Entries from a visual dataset

══════

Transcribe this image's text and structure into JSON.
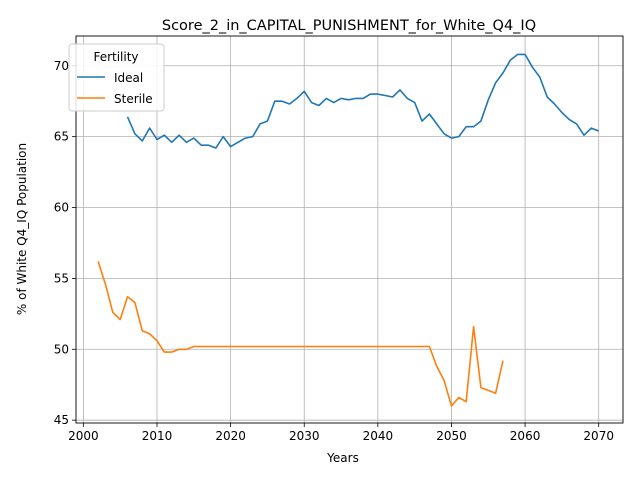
{
  "chart_data": {
    "type": "line",
    "title": "Score_2_in_CAPITAL_PUNISHMENT_for_White_Q4_IQ",
    "xlabel": "Years",
    "ylabel": "% of White Q4_IQ Population",
    "xlim": [
      1999,
      2073.3
    ],
    "ylim": [
      44.8,
      72.1
    ],
    "xticks": [
      2000,
      2010,
      2020,
      2030,
      2040,
      2050,
      2060,
      2070
    ],
    "yticks": [
      45,
      50,
      55,
      60,
      65,
      70
    ],
    "grid": true,
    "legend": {
      "title": "Fertility",
      "placement": "top-left"
    },
    "series": [
      {
        "name": "Ideal",
        "color": "#1f77b4",
        "x": [
          2006,
          2007,
          2008,
          2009,
          2010,
          2011,
          2012,
          2013,
          2014,
          2015,
          2016,
          2017,
          2018,
          2019,
          2020,
          2021,
          2022,
          2023,
          2024,
          2025,
          2026,
          2027,
          2028,
          2029,
          2030,
          2031,
          2032,
          2033,
          2034,
          2035,
          2036,
          2037,
          2038,
          2039,
          2040,
          2041,
          2042,
          2043,
          2044,
          2045,
          2046,
          2047,
          2048,
          2049,
          2050,
          2051,
          2052,
          2053,
          2054,
          2055,
          2056,
          2057,
          2058,
          2059,
          2060,
          2061,
          2062,
          2063,
          2064,
          2065,
          2066,
          2067,
          2068,
          2069,
          2070
        ],
        "y": [
          66.4,
          65.2,
          64.7,
          65.6,
          64.8,
          65.1,
          64.6,
          65.1,
          64.6,
          64.9,
          64.4,
          64.4,
          64.2,
          65.0,
          64.3,
          64.6,
          64.9,
          65.0,
          65.9,
          66.1,
          67.5,
          67.5,
          67.3,
          67.7,
          68.2,
          67.4,
          67.2,
          67.7,
          67.4,
          67.7,
          67.6,
          67.7,
          67.7,
          68.0,
          68.0,
          67.9,
          67.8,
          68.3,
          67.7,
          67.4,
          66.1,
          66.6,
          65.9,
          65.2,
          64.9,
          65.0,
          65.7,
          65.7,
          66.1,
          67.6,
          68.8,
          69.5,
          70.4,
          70.8,
          70.8,
          69.9,
          69.2,
          67.8,
          67.3,
          66.7,
          66.2,
          65.9,
          65.1,
          65.6,
          65.4
        ]
      },
      {
        "name": "Sterile",
        "color": "#ff7f0e",
        "x": [
          2002,
          2003,
          2004,
          2005,
          2006,
          2007,
          2008,
          2009,
          2010,
          2011,
          2012,
          2013,
          2014,
          2015,
          2016,
          2017,
          2018,
          2019,
          2020,
          2021,
          2022,
          2023,
          2024,
          2025,
          2026,
          2027,
          2028,
          2029,
          2030,
          2031,
          2032,
          2033,
          2034,
          2035,
          2036,
          2037,
          2038,
          2039,
          2040,
          2041,
          2042,
          2043,
          2044,
          2045,
          2046,
          2047,
          2048,
          2049,
          2050,
          2051,
          2052,
          2053,
          2054,
          2055,
          2056,
          2057
        ],
        "y": [
          56.2,
          54.6,
          52.6,
          52.1,
          53.7,
          53.3,
          51.3,
          51.1,
          50.6,
          49.8,
          49.8,
          50.0,
          50.0,
          50.2,
          50.2,
          50.2,
          50.2,
          50.2,
          50.2,
          50.2,
          50.2,
          50.2,
          50.2,
          50.2,
          50.2,
          50.2,
          50.2,
          50.2,
          50.2,
          50.2,
          50.2,
          50.2,
          50.2,
          50.2,
          50.2,
          50.2,
          50.2,
          50.2,
          50.2,
          50.2,
          50.2,
          50.2,
          50.2,
          50.2,
          50.2,
          50.2,
          48.8,
          47.8,
          46.0,
          46.6,
          46.3,
          51.6,
          47.3,
          47.1,
          46.9,
          49.2
        ]
      }
    ]
  }
}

══════

What to do
Identify and extract each line of the listing that contains "title".

Answer to the problem
    "title": "Score_2_in_CAPITAL_PUNISHMENT_for_White_Q4_IQ",
      "title": "Fertility",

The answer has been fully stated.